(Records from a data collection)
=-=-=-=-=
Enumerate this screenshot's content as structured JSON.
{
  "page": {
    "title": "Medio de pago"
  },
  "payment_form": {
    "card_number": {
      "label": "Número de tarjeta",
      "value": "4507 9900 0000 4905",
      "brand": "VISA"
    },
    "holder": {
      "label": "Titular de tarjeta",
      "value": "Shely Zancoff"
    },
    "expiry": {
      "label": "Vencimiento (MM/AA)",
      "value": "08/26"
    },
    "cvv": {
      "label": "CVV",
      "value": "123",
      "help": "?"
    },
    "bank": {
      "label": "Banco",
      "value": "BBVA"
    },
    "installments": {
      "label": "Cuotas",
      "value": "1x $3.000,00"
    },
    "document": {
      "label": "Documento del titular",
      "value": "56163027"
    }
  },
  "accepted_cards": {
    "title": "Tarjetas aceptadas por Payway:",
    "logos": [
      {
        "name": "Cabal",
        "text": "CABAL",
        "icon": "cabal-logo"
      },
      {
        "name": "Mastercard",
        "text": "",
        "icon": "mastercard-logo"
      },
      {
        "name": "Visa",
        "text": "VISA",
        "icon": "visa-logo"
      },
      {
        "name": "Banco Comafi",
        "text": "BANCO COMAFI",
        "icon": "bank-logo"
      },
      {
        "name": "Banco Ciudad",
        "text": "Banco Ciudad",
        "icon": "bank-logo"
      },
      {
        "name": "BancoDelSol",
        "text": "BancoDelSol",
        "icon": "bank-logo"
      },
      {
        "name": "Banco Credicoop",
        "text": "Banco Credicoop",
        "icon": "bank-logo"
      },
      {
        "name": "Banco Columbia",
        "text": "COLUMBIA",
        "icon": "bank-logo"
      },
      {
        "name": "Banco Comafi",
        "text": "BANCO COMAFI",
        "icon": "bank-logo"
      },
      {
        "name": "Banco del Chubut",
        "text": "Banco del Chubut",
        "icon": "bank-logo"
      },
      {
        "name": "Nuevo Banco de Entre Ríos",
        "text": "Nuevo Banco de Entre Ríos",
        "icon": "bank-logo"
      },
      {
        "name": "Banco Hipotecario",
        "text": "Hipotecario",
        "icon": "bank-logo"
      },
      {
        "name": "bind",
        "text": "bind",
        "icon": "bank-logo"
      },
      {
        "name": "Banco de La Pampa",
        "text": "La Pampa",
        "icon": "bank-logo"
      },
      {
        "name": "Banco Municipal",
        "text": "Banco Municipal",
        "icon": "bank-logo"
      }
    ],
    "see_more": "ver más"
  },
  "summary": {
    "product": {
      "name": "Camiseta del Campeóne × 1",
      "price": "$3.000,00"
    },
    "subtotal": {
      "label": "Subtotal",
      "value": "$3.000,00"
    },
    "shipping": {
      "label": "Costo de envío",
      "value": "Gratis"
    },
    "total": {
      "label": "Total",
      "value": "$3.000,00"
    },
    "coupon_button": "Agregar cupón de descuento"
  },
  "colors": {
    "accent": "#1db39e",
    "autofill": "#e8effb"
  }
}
=-=-=-=-=
**Work to be completed**:
Reproduce each line of the material containing the word "Ciudad".

**Solution to this task**:
        "name": "Banco Ciudad",
        "text": "Banco Ciudad",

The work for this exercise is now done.